>> start DATA FOR THIS TASK

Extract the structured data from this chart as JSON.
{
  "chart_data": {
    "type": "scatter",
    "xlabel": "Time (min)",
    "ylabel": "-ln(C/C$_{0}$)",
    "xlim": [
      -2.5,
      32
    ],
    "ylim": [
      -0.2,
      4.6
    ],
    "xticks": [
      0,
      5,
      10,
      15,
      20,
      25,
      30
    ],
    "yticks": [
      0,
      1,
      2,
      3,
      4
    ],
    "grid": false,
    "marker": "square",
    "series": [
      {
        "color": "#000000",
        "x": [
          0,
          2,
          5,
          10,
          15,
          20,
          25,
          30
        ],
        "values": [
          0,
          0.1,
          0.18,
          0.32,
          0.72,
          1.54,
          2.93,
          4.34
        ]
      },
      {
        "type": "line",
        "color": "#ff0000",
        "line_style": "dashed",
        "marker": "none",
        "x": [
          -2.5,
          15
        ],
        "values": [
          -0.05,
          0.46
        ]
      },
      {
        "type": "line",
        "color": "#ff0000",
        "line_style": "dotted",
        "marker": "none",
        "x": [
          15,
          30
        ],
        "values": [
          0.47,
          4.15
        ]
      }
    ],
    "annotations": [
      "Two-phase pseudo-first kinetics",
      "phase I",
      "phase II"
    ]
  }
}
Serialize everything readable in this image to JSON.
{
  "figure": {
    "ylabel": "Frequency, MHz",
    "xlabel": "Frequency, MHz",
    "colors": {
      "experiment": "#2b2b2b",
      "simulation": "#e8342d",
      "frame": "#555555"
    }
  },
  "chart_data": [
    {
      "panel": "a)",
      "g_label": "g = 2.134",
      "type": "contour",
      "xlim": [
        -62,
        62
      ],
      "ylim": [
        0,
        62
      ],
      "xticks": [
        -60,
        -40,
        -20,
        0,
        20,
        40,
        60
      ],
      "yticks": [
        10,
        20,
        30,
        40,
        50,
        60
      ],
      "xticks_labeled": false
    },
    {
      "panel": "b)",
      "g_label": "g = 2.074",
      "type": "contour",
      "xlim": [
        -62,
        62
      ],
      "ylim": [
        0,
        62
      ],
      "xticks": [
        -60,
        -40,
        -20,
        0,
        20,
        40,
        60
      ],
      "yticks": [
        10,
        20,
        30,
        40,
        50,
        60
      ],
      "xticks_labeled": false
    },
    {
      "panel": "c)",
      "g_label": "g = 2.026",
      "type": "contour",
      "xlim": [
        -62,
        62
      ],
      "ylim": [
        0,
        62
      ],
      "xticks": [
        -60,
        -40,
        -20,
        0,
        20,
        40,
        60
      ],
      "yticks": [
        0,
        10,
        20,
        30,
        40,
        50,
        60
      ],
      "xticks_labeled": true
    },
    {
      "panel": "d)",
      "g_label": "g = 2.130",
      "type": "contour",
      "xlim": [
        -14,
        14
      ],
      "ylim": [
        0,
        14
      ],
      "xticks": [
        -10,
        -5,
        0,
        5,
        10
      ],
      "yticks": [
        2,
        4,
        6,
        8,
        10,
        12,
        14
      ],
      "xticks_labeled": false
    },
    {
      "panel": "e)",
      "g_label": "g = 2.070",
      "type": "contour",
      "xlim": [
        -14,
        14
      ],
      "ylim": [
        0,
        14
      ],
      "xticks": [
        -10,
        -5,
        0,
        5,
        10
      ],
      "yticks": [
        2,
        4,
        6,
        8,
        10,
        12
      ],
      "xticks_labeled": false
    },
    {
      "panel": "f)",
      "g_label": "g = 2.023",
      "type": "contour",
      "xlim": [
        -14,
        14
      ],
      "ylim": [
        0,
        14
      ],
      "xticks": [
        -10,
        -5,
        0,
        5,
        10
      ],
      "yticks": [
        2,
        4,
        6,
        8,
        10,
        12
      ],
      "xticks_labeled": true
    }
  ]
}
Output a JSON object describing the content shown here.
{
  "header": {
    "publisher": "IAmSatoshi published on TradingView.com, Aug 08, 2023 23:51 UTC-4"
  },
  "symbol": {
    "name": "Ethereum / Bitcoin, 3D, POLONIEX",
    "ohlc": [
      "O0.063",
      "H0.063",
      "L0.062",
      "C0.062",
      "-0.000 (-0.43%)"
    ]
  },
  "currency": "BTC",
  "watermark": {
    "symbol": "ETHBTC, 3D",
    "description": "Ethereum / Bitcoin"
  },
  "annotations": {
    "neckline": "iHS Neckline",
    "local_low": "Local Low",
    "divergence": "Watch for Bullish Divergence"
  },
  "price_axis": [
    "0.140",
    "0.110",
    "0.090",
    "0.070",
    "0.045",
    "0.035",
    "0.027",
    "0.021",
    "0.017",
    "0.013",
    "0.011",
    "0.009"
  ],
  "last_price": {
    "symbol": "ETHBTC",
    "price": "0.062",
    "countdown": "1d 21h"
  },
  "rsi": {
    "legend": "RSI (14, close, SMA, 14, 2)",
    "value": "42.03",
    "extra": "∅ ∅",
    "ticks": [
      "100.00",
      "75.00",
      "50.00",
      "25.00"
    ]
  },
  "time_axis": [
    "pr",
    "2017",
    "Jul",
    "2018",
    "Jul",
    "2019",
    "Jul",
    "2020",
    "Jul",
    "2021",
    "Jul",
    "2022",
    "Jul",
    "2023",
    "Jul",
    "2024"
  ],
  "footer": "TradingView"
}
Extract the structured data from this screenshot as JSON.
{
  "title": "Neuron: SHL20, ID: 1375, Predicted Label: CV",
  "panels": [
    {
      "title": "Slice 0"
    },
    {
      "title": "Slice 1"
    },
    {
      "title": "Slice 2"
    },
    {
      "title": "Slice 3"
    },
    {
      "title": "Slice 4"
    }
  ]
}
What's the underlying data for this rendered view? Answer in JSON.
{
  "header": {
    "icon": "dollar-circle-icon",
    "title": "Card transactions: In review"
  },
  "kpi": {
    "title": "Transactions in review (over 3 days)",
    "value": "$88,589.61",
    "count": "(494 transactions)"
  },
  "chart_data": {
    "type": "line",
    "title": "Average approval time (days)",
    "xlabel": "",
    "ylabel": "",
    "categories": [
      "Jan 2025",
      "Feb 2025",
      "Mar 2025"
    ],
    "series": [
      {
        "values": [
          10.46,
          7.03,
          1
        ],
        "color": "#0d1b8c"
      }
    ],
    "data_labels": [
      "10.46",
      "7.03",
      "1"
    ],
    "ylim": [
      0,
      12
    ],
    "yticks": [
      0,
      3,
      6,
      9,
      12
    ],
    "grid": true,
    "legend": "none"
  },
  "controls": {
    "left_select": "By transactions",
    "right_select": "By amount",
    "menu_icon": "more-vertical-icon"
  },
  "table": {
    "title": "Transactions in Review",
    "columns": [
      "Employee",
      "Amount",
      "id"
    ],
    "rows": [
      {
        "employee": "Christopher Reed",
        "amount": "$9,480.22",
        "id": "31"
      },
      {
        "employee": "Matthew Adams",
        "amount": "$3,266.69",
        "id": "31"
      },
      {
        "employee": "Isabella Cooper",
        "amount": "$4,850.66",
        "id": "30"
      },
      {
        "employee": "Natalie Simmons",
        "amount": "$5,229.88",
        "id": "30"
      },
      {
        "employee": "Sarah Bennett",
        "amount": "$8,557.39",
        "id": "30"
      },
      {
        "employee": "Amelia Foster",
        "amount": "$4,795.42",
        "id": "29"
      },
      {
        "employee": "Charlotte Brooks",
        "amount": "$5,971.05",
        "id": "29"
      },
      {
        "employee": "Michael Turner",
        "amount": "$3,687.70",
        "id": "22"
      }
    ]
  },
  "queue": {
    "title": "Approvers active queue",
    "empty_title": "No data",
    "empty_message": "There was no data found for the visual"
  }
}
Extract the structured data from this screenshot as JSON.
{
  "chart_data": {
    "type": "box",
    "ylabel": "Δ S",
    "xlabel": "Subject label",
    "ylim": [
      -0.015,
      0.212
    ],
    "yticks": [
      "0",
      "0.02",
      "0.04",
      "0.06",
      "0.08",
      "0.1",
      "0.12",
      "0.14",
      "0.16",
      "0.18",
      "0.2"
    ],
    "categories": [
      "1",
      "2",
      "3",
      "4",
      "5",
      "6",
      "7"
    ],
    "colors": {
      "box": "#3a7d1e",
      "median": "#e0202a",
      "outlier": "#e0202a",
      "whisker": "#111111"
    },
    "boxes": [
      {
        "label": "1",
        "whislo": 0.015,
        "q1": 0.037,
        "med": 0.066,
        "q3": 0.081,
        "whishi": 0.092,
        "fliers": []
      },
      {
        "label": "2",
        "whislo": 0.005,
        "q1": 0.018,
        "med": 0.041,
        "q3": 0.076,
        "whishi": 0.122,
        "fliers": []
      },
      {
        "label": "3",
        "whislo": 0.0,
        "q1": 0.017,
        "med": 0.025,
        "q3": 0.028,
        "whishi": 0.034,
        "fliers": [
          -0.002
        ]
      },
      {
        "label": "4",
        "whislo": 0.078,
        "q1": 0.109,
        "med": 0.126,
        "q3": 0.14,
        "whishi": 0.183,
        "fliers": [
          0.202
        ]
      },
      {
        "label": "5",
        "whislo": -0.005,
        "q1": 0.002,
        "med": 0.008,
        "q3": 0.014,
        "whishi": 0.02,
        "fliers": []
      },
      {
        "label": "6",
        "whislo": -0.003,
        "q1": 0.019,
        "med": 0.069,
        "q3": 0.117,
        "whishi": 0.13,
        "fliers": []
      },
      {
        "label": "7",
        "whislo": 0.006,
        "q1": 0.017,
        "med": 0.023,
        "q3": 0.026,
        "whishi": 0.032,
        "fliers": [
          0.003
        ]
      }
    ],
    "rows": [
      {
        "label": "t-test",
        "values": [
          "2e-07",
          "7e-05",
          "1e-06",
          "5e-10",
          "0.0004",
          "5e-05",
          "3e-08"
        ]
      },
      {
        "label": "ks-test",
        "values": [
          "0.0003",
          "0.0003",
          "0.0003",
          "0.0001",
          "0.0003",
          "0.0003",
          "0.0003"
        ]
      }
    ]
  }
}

>> end DATA FOR THIS TASK

Copy out each line of the records that holds the string "whislo".

**THE ANSWER**
        "whislo": 0.015,
        "whislo": 0.005,
        "whislo": 0.0,
        "whislo": 0.078,
        "whislo": -0.005,
        "whislo": -0.003,
        "whislo": 0.006,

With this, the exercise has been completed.